Task directions: Where the string "JSON" occurs in the material below, report the whole line.

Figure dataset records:
• • • • •

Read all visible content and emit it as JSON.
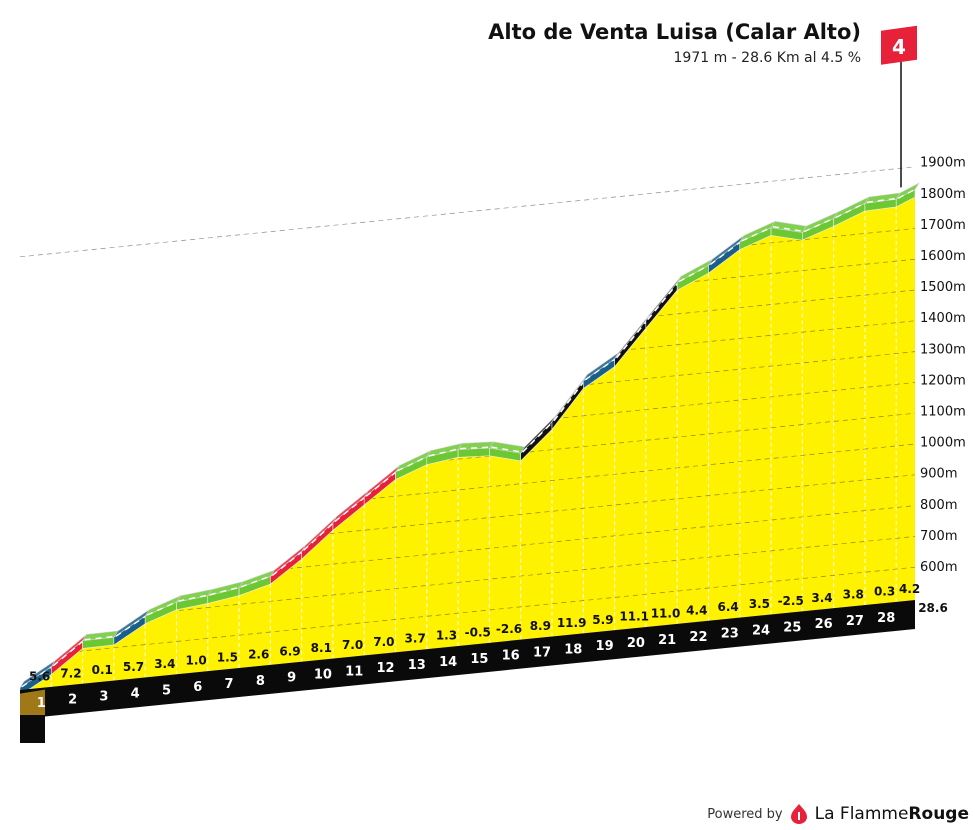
{
  "header": {
    "title": "Alto de Venta Luisa (Calar Alto)",
    "subtitle": "1971 m - 28.6 Km al 4.5 %"
  },
  "footer": {
    "powered_by": "Powered by",
    "brand_light": "La Flamme",
    "brand_bold": "Rouge"
  },
  "category_flag": "4",
  "chart_data": {
    "type": "area",
    "total_distance_label": "28.6",
    "x": [
      0,
      1,
      2,
      3,
      4,
      5,
      6,
      7,
      8,
      9,
      10,
      11,
      12,
      13,
      14,
      15,
      16,
      17,
      18,
      19,
      20,
      21,
      22,
      23,
      24,
      25,
      26,
      27,
      28,
      28.6
    ],
    "elevation": [
      1,
      57,
      129,
      130,
      187,
      221,
      231,
      246,
      272,
      341,
      422,
      492,
      562,
      599,
      612,
      607,
      581,
      670,
      789,
      848,
      959,
      1069,
      1113,
      1177,
      1212,
      1187,
      1221,
      1259,
      1262,
      1287
    ],
    "km_labels": [
      "1",
      "2",
      "3",
      "4",
      "5",
      "6",
      "7",
      "8",
      "9",
      "10",
      "11",
      "12",
      "13",
      "14",
      "15",
      "16",
      "17",
      "18",
      "19",
      "20",
      "21",
      "22",
      "23",
      "24",
      "25",
      "26",
      "27",
      "28"
    ],
    "gradients": [
      5.6,
      7.2,
      0.1,
      5.7,
      3.4,
      1.0,
      1.5,
      2.6,
      6.9,
      8.1,
      7.0,
      7.0,
      3.7,
      1.3,
      -0.5,
      -2.6,
      8.9,
      11.9,
      5.9,
      11.1,
      11.0,
      4.4,
      6.4,
      3.5,
      -2.5,
      3.4,
      3.8,
      0.3,
      4.2
    ],
    "gradient_labels": [
      "5.6",
      "7.2",
      "0.1",
      "5.7",
      "3.4",
      "1.0",
      "1.5",
      "2.6",
      "6.9",
      "8.1",
      "7.0",
      "7.0",
      "3.7",
      "1.3",
      "-0.5",
      "-2.6",
      "8.9",
      "11.9",
      "5.9",
      "11.1",
      "11.0",
      "4.4",
      "6.4",
      "3.5",
      "-2.5",
      "3.4",
      "3.8",
      "0.3",
      "4.2"
    ],
    "y_ticks": [
      600,
      700,
      800,
      900,
      1000,
      1100,
      1200,
      1300,
      1400,
      1500,
      1600,
      1700,
      1800,
      1900
    ],
    "y_tick_labels": [
      "600m",
      "700m",
      "800m",
      "900m",
      "1000m",
      "1100m",
      "1200m",
      "1300m",
      "1400m",
      "1500m",
      "1600m",
      "1700m",
      "1800m",
      "1900m"
    ],
    "colors": {
      "fill": "#fff200",
      "band_dark": "#0a0a0a",
      "side": "#a07818",
      "easy": "#6cc832",
      "moderate": "#1a5f8a",
      "hard": "#e8213a",
      "extreme": "#111111",
      "flag": "#e8213a"
    }
  }
}
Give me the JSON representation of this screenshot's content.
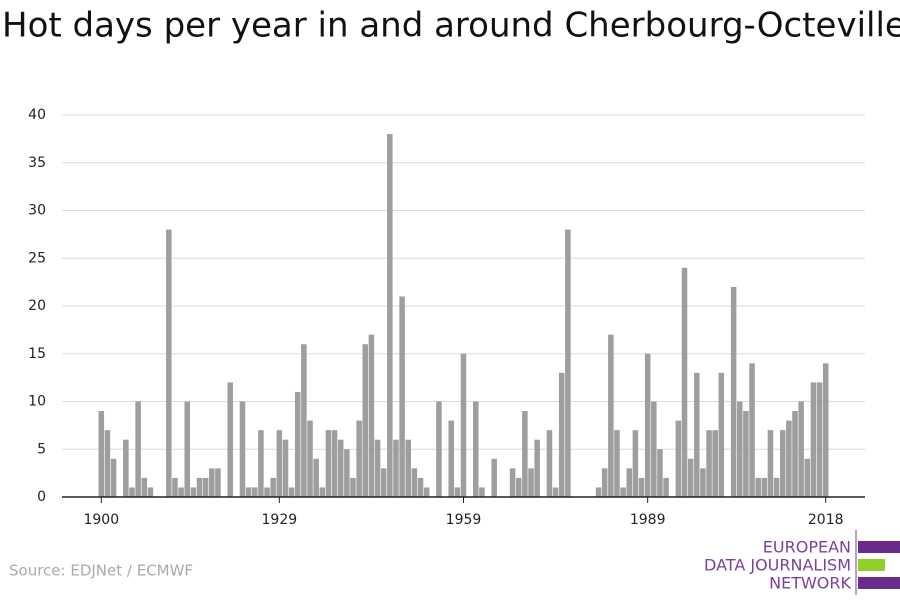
{
  "chart_data": {
    "type": "bar",
    "title": "Hot days per year in and around Cherbourg-Octeville",
    "x": [
      1900,
      1901,
      1902,
      1903,
      1904,
      1905,
      1906,
      1907,
      1908,
      1909,
      1910,
      1911,
      1912,
      1913,
      1914,
      1915,
      1916,
      1917,
      1918,
      1919,
      1920,
      1921,
      1922,
      1923,
      1924,
      1925,
      1926,
      1927,
      1928,
      1929,
      1930,
      1931,
      1932,
      1933,
      1934,
      1935,
      1936,
      1937,
      1938,
      1939,
      1940,
      1941,
      1942,
      1943,
      1944,
      1945,
      1946,
      1947,
      1948,
      1949,
      1950,
      1951,
      1952,
      1953,
      1954,
      1955,
      1956,
      1957,
      1958,
      1959,
      1960,
      1961,
      1962,
      1963,
      1964,
      1965,
      1966,
      1967,
      1968,
      1969,
      1970,
      1971,
      1972,
      1973,
      1974,
      1975,
      1976,
      1977,
      1978,
      1979,
      1980,
      1981,
      1982,
      1983,
      1984,
      1985,
      1986,
      1987,
      1988,
      1989,
      1990,
      1991,
      1992,
      1993,
      1994,
      1995,
      1996,
      1997,
      1998,
      1999,
      2000,
      2001,
      2002,
      2003,
      2004,
      2005,
      2006,
      2007,
      2008,
      2009,
      2010,
      2011,
      2012,
      2013,
      2014,
      2015,
      2016,
      2017,
      2018
    ],
    "values": [
      9,
      7,
      4,
      0,
      6,
      1,
      10,
      2,
      1,
      0,
      0,
      28,
      2,
      1,
      10,
      1,
      2,
      2,
      3,
      3,
      0,
      12,
      0,
      10,
      1,
      1,
      7,
      1,
      2,
      7,
      6,
      1,
      11,
      16,
      8,
      4,
      1,
      7,
      7,
      6,
      5,
      2,
      8,
      16,
      17,
      6,
      3,
      38,
      6,
      21,
      6,
      3,
      2,
      1,
      0,
      10,
      0,
      8,
      1,
      15,
      0,
      10,
      1,
      0,
      4,
      0,
      0,
      3,
      2,
      9,
      3,
      6,
      0,
      7,
      1,
      13,
      28,
      0,
      0,
      0,
      0,
      1,
      3,
      17,
      7,
      1,
      3,
      7,
      2,
      15,
      10,
      5,
      2,
      0,
      8,
      24,
      4,
      13,
      3,
      7,
      7,
      13,
      0,
      22,
      10,
      9,
      14,
      2,
      2,
      7,
      2,
      7,
      8,
      9,
      10,
      4,
      12,
      12,
      14
    ],
    "color": "#9e9e9e",
    "xlim": [
      1893.6,
      2024.4
    ],
    "xticks": [
      1900,
      1929,
      1959,
      1989,
      2018
    ],
    "ylim": [
      0,
      40
    ],
    "yticks": [
      0,
      5,
      10,
      15,
      20,
      25,
      30,
      35,
      40
    ],
    "grid": true,
    "source": "Source: EDJNet / ECMWF",
    "logo": [
      "EUROPEAN",
      "DATA JOURNALISM",
      "NETWORK"
    ]
  }
}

• • • • •

Full answer:
Read all visible content and emit it as JSON.
Give me the JSON representation of this screenshot's content.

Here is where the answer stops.